++++ Selected extract ++++

It is an object of this invention to provide a memory having localized lower symmetry configurations in a crystalline region whose orientations are selectively established relative to crystal axesby electromagnetic energy as information states.

It is another object of this invention to provide a memory having a material with selected orientations of localized lower symmetry configurations dispersed in a crystalline region thereof representative of information.

It is another object of this invention to provide a memory utilizing electromagnetic radiation to alter the orientations of localized anisotropic physical configurations in a crystalline region for a change of information state stored therein and to interrogate said state.

It is another object of this invention to provide a memory using different orientations of dichroic defects, e.g., dichroic color centers, in a crystalline region established by optical radiation as various information states.

It is another object of this invention to provide a memory using dichroic color centers which are established in a crystalline region by incident optical radiations from respective lasers, e.g., injection lasers, as various information states.

It is another object of this invention to provide a memory in which a gradient of orientations of localized lower symmetry configurations representative of information, e.g., analog information, is established in a crystalline region by electromagnetic radiation.

Generally, this invention provides a memory for storage and retrieval of information in which various information states are established in a crystalline region as localized lower symmetry configurations, e.g., dichroic defects, dispersed therein. This is accomplished by establishing particular spatial orientations of the configurations relative to the crystal axes by electromagnetic energy and by determining the character of transmission of electromagnetic energy by the region as identification of the information states.

More particularly, a memory for the practice of this invention incorporates a crystalline region with dichroic defects dispersed therein. Incident optical radiation establishes the dichroic defects along a particular crystal direction by interaction with a component of the optical transition (electric) dipole moment of each defect. An information state of the memory is a particular orientation of the dichroic defects in the crystalline region such that there exists selective absorption for optical radiation incident thereon which is readily detected by a transmission detector.

The foregoing and other objects, features and advantages of the invention will 'be apparent from the following more particular description of preferred embodiments of the invention as illustrated in the accompanying drawings.

In the drawings:

FIG. 1 is a schematic diagram of an embodiment illustrating the storage of various information states as different orientations of dichroic defects in a crystalline region by electromagnetic radiations and the retrieval of the stored information through measurement of the transmission by the region of electromagnetic radiation.

FIGS. 2A and 2B are exemplary energy level diagrams for two modes of energy transfer from a dichroic defect in a crystalline region which has absorbed energy from an incident photon.

FIG. 3 is a schematic diagram of another embodiment of the invention in which M-centers dispersed in an alkalihalide crystalline region are established in different orientations by linearly polarized optical radiations with their electric field vectors in different directions.

FIGS. 4A and 4B are exemplary energy level diagrams illustrating that an M-center in an alkali-halide crystalline region when energized to an excited state by photons of different wavelengths loses the absorbed energy differently.

++++

Exercise directions: Pick up the patent description of the crystal memory after its last sentence and write the next part.

++++ Data provided ++++

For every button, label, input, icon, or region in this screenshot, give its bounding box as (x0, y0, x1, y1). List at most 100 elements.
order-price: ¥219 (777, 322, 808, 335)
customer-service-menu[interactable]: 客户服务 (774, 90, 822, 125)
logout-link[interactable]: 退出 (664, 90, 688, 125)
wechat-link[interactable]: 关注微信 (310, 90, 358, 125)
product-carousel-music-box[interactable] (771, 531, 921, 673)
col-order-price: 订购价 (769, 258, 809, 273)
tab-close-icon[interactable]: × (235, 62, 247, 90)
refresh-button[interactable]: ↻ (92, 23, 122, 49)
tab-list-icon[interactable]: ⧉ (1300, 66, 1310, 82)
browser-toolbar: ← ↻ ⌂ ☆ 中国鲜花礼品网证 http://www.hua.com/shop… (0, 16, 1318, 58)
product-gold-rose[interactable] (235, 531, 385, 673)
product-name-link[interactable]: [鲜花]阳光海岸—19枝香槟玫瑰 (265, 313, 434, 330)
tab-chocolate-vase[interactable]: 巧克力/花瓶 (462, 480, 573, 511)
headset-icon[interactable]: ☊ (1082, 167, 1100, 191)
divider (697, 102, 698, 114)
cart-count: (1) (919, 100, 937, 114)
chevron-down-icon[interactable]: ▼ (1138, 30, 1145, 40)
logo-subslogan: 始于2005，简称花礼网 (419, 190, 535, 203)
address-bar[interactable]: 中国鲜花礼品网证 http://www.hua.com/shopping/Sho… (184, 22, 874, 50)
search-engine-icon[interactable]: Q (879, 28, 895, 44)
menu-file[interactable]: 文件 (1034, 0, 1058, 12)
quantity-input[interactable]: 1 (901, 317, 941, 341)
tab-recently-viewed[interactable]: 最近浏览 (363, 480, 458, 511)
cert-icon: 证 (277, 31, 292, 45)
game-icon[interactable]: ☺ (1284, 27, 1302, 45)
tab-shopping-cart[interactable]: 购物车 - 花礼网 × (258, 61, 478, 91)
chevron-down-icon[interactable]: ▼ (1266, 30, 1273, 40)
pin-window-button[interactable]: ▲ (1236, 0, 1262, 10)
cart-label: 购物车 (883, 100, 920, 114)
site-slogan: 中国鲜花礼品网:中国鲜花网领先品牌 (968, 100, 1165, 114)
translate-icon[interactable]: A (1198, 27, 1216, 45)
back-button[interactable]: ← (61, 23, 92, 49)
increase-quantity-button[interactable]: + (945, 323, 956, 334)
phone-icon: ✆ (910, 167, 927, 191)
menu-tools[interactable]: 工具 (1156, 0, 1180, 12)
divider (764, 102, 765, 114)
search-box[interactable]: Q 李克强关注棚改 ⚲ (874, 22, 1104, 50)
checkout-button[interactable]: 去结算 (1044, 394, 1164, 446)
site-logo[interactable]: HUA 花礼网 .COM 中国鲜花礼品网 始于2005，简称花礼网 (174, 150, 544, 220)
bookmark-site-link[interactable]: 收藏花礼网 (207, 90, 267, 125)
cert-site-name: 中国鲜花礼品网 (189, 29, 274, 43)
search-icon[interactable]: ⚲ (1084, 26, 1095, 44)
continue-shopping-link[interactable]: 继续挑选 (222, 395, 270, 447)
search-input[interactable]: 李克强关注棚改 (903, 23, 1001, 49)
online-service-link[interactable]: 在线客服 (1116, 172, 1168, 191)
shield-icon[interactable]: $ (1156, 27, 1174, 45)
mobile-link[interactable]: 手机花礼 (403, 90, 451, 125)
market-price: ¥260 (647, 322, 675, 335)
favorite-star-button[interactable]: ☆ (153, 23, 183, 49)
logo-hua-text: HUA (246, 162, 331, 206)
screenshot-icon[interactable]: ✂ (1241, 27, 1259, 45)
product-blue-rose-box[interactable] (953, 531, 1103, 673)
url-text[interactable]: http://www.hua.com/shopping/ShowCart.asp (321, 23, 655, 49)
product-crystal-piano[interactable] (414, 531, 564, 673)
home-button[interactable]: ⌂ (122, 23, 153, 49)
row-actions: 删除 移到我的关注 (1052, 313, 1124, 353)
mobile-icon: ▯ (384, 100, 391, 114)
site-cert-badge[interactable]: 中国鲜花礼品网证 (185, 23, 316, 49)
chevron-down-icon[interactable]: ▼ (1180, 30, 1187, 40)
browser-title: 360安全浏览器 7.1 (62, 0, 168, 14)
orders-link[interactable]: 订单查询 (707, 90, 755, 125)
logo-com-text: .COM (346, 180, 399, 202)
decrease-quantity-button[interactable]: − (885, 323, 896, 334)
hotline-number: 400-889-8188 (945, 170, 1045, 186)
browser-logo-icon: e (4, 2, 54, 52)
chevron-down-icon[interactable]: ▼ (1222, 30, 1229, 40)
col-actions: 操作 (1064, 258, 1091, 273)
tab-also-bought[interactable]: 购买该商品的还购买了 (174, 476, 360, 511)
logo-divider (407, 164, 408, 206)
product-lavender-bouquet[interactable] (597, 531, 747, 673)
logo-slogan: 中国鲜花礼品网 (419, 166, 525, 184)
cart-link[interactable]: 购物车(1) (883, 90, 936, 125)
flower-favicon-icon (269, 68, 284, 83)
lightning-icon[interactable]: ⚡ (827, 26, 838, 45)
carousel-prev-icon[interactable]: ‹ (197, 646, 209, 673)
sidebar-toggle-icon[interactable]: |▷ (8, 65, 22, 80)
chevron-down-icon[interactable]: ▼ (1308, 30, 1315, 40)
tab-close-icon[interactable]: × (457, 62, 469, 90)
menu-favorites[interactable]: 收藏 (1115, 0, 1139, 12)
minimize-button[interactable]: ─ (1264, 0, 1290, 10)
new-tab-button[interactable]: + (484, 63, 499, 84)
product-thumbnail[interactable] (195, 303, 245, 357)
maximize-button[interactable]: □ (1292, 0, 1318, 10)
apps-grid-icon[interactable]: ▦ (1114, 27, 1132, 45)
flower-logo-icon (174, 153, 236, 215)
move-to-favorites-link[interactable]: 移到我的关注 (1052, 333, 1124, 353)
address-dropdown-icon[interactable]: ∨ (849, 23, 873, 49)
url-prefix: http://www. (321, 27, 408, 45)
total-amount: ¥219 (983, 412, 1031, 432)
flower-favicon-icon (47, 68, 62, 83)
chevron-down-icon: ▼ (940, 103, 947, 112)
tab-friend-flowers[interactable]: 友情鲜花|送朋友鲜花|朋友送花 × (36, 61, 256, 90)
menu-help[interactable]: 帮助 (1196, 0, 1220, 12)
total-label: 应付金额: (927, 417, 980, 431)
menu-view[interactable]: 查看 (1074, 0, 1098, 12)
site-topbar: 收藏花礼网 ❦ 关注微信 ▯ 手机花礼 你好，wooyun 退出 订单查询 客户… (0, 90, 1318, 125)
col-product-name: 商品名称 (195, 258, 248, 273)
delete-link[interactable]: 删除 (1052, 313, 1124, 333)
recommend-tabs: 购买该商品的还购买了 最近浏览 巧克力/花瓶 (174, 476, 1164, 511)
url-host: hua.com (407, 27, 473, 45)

++++

Result of this exercise:
Physics of invention Point imperfections in a crystal lattice, such as vacancies, interstitial atoms and impurity atoms, are configuration locations therein at which the lattice is not perfect, but extended defects such as dislocations are excluded. If a defect has lower symmetry than the symmetry of the lattice, its orientation and anisotropic properties may be altered by external means. Symmetry is a measure of geometric regularity. A background text for a discussion of symmetry in a crystalline region is Introduction to Solid State Physics, by C. Kittel, second edition, John Wiley & Sons, Inc., 1956, chapter 1. Under some circumstances, the axes of such defects can be oriented in different directions relative to the crystal axes via absorption of energy from electromagnetic radiation. A defect configuration in a crystalline lattice can interact with the electric field of an incident photon via the defects optical transition dipole moment. The term dichroism defines the physical property of some defects that the absorption of optical radiation is dependent on the angle between the electric field vector of the incident radiation and the orientation of an axis of symmetry of the defect.

When a photon interacts with a defect, the energy of the defect is increased from its ground state to an excited state, and for high efficiency of excitation, the photon energy must approximate the energy difference between the ground and excited states.

Various dichroic defects dispersed within a crystalline region can serve for the practice of this invention. Thus,

lattice complexes of vacancies, interstitial atoms or impurity atoms which manifest dichroic behavior are suitable for the practice of this invention. Vacancies are lattice sites .in a crystalline region where the ions are absent which would normally occupy them. At negative ion vacancies, an electron or several electrons may be present and be capable of absorbing and radiating electromagnetic radiation. Where two negative ion vacancies are adjacent in an alkali-halide crystalline lattice and each is occupied by an electron, the electron-vacancy complex is termed an M-center. Interstitials are ions found within the crystal lattice on non-lattice site locations. Impurity ions are ions present in a crystalline region either as interstitial ions or substitutional ions but which are of a different ionic specie than any ion which properly should be located on a lattice site.

Criteria of suitable dichroic defects for the memory device of this invention are: at least one identifiable end of a defect must be capable of rotational motion relative to the other identifiable end; and the defect itself must be capable of absorbing a relatively large amount of radiation energy and of transferring it rapidly as heat to the crystal lattice. In contrast, a rare earth ion and vacancy complex, which is characterizable as a defect, does not give up sufficient photon energy to the lattice and is of limited utility for the practice of this invention.

Color centers are lattice defects in which trapped electrons or trapped holes absorb and emit radiation with consequent effect upon the optical absorption of the crystal. The text, Color Centers in Solids by J. H. Schulman and W. D. Compton, the Macmillan Company, New York, 1962, especially pages 113 to 128, is of background interest for the practice of this invention when using color centers. Further, there are references noted on the indicated pages which provide more extensive background material. The capability of a color center for absorbing electromagnetic radiation is expressed in terms of its optical transition dipole moment. Defects which have optical transition dipole moments are suitable for the practice of this invention.

Some types of dichroic color centers are stimulated by radiation to change their spatial orientation relative to the crystal directions. Although the orientations of dichroic :olor centers are not changed significantly at low temperature through random thermal fluctuations, at temperatures substantially above room temperature, their random thermal vibrations can impair retrieval of an information state. A memory for the practice of this invention should be maintained at sufficiently low temperature to limit change of orientation due to ambient thermal effects. Information states of the memory are effectively stable, although from a scientific viewpoint they are properly termed metastable or quasi-permanent, as under certain conditions there is a finite probability that an information state may be changed through normal thermal fluctuations.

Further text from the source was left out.